**PROVIDED RECORDS:**
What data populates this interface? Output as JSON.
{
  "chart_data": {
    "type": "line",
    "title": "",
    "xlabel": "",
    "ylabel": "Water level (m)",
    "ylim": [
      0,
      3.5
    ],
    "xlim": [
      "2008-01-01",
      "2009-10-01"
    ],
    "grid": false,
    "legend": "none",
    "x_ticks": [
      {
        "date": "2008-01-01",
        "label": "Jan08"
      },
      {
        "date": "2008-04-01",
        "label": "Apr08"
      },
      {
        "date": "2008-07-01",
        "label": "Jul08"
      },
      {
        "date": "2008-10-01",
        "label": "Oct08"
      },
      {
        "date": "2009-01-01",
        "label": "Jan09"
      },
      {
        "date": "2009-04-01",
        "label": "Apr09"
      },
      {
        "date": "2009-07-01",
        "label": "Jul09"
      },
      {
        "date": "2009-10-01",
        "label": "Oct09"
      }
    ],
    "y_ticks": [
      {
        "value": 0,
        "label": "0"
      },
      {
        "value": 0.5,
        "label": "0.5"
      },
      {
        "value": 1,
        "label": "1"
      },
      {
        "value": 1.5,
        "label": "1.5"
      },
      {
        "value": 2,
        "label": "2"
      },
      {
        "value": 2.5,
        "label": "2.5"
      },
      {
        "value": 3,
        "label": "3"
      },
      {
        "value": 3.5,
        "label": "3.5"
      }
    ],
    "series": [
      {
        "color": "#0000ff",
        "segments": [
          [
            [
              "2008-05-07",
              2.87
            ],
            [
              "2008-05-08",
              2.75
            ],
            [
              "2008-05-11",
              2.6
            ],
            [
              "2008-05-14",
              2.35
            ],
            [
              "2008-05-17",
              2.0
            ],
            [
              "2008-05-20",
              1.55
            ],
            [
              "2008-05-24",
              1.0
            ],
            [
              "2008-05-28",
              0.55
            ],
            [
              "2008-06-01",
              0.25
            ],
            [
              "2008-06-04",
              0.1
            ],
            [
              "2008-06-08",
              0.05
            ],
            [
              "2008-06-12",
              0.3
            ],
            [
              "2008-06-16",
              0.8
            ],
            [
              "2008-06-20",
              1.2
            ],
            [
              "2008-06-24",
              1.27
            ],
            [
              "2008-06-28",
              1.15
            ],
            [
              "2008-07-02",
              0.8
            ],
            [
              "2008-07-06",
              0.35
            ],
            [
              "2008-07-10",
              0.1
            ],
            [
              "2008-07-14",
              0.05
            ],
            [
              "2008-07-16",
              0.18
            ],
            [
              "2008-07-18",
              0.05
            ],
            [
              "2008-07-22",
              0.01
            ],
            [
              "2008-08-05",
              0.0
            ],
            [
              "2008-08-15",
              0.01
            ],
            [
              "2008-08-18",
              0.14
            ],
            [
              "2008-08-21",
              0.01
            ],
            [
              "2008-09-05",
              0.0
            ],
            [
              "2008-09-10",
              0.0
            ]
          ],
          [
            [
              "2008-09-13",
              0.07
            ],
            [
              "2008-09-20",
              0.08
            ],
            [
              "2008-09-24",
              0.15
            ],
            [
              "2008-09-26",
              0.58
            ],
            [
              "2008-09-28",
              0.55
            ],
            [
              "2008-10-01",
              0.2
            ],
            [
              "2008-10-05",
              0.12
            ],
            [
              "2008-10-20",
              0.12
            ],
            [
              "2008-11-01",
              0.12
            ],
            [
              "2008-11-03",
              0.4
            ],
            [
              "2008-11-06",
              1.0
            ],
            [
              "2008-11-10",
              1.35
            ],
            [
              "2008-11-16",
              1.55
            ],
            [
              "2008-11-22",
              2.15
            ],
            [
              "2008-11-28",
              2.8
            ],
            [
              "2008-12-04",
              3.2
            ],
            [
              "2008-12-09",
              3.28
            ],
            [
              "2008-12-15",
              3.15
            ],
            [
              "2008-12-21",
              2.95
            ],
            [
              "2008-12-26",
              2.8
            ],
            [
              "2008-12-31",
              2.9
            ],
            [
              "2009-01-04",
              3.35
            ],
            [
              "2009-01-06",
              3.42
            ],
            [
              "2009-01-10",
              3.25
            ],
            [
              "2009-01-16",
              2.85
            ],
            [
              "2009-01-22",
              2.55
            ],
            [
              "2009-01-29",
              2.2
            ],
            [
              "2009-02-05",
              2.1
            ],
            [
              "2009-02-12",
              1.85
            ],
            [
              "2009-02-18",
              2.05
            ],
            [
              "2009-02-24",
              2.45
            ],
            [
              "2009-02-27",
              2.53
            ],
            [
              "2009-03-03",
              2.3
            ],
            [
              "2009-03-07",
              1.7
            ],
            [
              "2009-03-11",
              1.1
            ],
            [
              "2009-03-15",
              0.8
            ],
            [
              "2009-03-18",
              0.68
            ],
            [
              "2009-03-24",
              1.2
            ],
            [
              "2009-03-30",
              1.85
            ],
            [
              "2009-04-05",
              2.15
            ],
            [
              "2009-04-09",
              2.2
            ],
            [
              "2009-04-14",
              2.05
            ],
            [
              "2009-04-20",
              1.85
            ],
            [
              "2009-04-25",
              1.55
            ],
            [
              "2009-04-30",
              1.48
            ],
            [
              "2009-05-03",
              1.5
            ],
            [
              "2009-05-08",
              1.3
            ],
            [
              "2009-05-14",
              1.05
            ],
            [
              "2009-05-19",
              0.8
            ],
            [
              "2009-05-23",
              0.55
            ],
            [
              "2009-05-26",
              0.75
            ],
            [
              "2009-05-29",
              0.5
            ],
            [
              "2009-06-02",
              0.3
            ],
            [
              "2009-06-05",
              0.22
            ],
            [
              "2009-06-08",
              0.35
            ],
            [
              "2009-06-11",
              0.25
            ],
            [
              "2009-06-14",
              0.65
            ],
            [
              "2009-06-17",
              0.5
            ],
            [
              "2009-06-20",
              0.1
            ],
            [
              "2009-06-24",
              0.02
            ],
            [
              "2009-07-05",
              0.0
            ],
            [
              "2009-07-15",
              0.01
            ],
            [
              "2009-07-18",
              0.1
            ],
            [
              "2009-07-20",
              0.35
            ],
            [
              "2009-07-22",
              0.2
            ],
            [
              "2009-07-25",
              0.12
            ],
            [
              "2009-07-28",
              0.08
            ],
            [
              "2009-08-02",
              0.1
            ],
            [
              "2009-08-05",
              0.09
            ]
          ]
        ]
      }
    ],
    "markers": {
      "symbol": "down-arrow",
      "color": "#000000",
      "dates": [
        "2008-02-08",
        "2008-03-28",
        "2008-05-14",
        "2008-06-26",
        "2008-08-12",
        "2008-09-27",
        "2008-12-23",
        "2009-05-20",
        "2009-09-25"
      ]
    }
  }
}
==
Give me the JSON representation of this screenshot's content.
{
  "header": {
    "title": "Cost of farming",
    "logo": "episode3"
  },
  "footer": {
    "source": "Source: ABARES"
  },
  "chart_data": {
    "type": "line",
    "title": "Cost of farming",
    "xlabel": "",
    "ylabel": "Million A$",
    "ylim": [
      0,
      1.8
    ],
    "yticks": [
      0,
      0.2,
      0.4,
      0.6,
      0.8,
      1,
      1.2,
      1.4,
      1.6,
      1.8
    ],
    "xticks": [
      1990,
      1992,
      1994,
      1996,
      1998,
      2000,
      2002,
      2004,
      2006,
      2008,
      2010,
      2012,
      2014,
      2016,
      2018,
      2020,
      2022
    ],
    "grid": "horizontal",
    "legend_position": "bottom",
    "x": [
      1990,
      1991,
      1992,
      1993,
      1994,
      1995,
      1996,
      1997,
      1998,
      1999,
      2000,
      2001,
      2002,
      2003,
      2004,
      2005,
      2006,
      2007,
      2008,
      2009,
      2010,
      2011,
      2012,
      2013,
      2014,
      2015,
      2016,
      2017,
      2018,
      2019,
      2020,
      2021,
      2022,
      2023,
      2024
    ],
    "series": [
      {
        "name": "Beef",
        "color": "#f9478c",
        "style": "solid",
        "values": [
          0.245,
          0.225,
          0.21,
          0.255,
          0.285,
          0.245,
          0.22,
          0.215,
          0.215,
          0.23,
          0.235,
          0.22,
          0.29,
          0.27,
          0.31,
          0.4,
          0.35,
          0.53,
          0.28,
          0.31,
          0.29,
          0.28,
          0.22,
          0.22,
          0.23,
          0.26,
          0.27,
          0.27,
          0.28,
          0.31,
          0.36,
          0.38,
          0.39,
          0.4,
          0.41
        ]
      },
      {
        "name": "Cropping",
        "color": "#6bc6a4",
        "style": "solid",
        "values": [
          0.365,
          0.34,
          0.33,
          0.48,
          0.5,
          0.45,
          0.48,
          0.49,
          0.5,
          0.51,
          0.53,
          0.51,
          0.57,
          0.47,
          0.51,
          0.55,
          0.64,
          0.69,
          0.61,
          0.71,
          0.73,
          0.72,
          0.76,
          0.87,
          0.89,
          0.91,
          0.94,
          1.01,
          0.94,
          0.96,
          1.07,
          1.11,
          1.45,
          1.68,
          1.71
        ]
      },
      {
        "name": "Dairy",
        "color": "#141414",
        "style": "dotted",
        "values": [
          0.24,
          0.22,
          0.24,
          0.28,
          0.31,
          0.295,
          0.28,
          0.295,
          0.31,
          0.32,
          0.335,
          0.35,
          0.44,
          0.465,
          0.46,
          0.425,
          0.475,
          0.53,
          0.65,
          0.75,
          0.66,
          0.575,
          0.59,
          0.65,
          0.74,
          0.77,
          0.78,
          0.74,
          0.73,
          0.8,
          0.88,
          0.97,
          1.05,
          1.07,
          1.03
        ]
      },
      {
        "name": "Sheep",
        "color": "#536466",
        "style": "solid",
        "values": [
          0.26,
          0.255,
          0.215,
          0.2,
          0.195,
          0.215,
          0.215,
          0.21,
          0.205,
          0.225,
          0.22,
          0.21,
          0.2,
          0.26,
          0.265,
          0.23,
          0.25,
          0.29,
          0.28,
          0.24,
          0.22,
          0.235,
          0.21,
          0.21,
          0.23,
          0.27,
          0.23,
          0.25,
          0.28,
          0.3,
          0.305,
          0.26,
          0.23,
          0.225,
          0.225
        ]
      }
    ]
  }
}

**GIVEN REQUEST:** Only a number is wanted: how many lines of the material above hold "name"?

**ANSWER FOR THE TASK:** 4